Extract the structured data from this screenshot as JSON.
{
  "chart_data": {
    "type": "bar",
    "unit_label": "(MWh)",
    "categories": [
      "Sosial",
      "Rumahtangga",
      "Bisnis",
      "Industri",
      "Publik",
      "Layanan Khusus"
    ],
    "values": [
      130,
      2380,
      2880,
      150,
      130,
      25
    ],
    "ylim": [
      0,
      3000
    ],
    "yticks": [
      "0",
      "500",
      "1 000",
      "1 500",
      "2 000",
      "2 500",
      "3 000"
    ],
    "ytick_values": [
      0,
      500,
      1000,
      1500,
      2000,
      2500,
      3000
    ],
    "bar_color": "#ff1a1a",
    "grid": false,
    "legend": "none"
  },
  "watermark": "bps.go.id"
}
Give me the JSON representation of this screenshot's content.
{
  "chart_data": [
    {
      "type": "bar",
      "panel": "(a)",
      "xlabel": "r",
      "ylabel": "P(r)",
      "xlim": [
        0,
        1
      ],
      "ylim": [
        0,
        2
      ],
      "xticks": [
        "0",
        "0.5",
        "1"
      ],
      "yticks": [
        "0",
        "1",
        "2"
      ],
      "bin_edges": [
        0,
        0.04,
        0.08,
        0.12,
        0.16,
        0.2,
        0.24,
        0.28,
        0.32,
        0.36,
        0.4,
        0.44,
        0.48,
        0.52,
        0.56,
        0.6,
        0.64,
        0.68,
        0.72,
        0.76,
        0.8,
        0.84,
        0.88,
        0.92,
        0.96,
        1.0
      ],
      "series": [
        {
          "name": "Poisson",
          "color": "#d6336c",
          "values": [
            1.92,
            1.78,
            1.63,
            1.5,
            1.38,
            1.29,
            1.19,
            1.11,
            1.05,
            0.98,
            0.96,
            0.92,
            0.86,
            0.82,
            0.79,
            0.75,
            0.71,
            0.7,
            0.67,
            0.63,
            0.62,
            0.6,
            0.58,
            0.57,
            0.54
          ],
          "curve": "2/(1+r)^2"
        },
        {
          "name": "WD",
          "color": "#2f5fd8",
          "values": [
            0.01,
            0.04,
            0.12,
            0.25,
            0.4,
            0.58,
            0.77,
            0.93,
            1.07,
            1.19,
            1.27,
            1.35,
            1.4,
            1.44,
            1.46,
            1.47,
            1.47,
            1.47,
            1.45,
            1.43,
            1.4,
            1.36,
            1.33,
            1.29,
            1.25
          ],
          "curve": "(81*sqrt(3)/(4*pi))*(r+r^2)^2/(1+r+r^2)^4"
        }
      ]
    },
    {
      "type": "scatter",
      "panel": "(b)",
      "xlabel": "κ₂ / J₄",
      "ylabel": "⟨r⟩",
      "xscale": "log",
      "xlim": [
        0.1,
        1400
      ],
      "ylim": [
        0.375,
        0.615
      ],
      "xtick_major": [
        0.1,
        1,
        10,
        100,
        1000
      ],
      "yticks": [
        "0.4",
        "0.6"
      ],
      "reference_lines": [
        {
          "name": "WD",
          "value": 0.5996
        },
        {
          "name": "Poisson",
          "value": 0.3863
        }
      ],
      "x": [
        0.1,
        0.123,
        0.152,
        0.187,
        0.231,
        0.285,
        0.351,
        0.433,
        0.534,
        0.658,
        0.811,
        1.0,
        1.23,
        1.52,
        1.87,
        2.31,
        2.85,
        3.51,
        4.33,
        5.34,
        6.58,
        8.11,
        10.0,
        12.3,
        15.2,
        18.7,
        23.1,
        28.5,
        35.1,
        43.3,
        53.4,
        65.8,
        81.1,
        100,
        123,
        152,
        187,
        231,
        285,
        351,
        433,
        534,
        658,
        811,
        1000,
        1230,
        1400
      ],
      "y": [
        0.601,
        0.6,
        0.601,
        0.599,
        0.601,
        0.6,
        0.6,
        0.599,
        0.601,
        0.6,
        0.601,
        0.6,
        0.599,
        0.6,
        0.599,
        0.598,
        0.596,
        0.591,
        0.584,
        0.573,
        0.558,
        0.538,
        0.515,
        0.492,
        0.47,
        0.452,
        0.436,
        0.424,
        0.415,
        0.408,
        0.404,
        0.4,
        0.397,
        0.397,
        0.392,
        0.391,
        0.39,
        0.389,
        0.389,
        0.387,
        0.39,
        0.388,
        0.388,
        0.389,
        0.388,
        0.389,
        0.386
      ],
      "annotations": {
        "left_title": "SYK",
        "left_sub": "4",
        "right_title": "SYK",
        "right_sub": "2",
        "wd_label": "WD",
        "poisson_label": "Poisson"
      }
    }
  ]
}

# # #

__Requirements__. Transcribe the whole listing exactly.

__Task solution__.
Extract the structured data from this screenshot as JSON.
{
  "chart_data": {
    "type": "bar",
    "unit_label": "(MWh)",
    "categories": [
      "Sosial",
      "Rumahtangga",
      "Bisnis",
      "Industri",
      "Publik",
      "Layanan Khusus"
    ],
    "values": [
      130,
      2380,
      2880,
      150,
      130,
      25
    ],
    "ylim": [
      0,
      3000
    ],
    "yticks": [
      "0",
      "500",
      "1 000",
      "1 500",
      "2 000",
      "2 500",
      "3 000"
    ],
    "ytick_values": [
      0,
      500,
      1000,
      1500,
      2000,
      2500,
      3000
    ],
    "bar_color": "#ff1a1a",
    "grid": false,
    "legend": "none"
  },
  "watermark": "bps.go.id"
}
Give me the JSON representation of this screenshot's content.
{
  "chart_data": [
    {
      "type": "bar",
      "panel": "(a)",
      "xlabel": "r",
      "ylabel": "P(r)",
      "xlim": [
        0,
        1
      ],
      "ylim": [
        0,
        2
      ],
      "xticks": [
        "0",
        "0.5",
        "1"
      ],
      "yticks": [
        "0",
        "1",
        "2"
      ],
      "bin_edges": [
        0,
        0.04,
        0.08,
        0.12,
        0.16,
        0.2,
        0.24,
        0.28,
        0.32,
        0.36,
        0.4,
        0.44,
        0.48,
        0.52,
        0.56,
        0.6,
        0.64,
        0.68,
        0.72,
        0.76,
        0.8,
        0.84,
        0.88,
        0.92,
        0.96,
        1.0
      ],
      "series": [
        {
          "name": "Poisson",
          "color": "#d6336c",
          "values": [
            1.92,
            1.78,
            1.63,
            1.5,
            1.38,
            1.29,
            1.19,
            1.11,
            1.05,
            0.98,
            0.96,
            0.92,
            0.86,
            0.82,
            0.79,
            0.75,
            0.71,
            0.7,
            0.67,
            0.63,
            0.62,
            0.6,
            0.58,
            0.57,
            0.54
          ],
          "curve": "2/(1+r)^2"
        },
        {
          "name": "WD",
          "color": "#2f5fd8",
          "values": [
            0.01,
            0.04,
            0.12,
            0.25,
            0.4,
            0.58,
            0.77,
            0.93,
            1.07,
            1.19,
            1.27,
            1.35,
            1.4,
            1.44,
            1.46,
            1.47,
            1.47,
            1.47,
            1.45,
            1.43,
            1.4,
            1.36,
            1.33,
            1.29,
            1.25
          ],
          "curve": "(81*sqrt(3)/(4*pi))*(r+r^2)^2/(1+r+r^2)^4"
        }
      ]
    },
    {
      "type": "scatter",
      "panel": "(b)",
      "xlabel": "κ₂ / J₄",
      "ylabel": "⟨r⟩",
      "xscale": "log",
      "xlim": [
        0.1,
        1400
      ],
      "ylim": [
        0.375,
        0.615
      ],
      "xtick_major": [
        0.1,
        1,
        10,
        100,
        1000
      ],
      "yticks": [
        "0.4",
        "0.6"
      ],
      "reference_lines": [
        {
          "name": "WD",
          "value": 0.5996
        },
        {
          "name": "Poisson",
          "value": 0.3863
        }
      ],
      "x": [
        0.1,
        0.123,
        0.152,
        0.187,
        0.231,
        0.285,
        0.351,
        0.433,
        0.534,
        0.658,
        0.811,
        1.0,
        1.23,
        1.52,
        1.87,
        2.31,
        2.85,
        3.51,
        4.33,
        5.34,
        6.58,
        8.11,
        10.0,
        12.3,
        15.2,
        18.7,
        23.1,
        28.5,
        35.1,
        43.3,
        53.4,
        65.8,
        81.1,
        100,
        123,
        152,
        187,
        231,
        285,
        351,
        433,
        534,
        658,
        811,
        1000,
        1230,
        1400
      ],
      "y": [
        0.601,
        0.6,
        0.601,
        0.599,
        0.601,
        0.6,
        0.6,
        0.599,
        0.601,
        0.6,
        0.601,
        0.6,
        0.599,
        0.6,
        0.599,
        0.598,
        0.596,
        0.591,
        0.584,
        0.573,
        0.558,
        0.538,
        0.515,
        0.492,
        0.47,
        0.452,
        0.436,
        0.424,
        0.415,
        0.408,
        0.404,
        0.4,
        0.397,
        0.397,
        0.392,
        0.391,
        0.39,
        0.389,
        0.389,
        0.387,
        0.39,
        0.388,
        0.388,
        0.389,
        0.388,
        0.389,
        0.386
      ],
      "annotations": {
        "left_title": "SYK",
        "left_sub": "4",
        "right_title": "SYK",
        "right_sub": "2",
        "wd_label": "WD",
        "poisson_label": "Poisson"
      }
    }
  ]
}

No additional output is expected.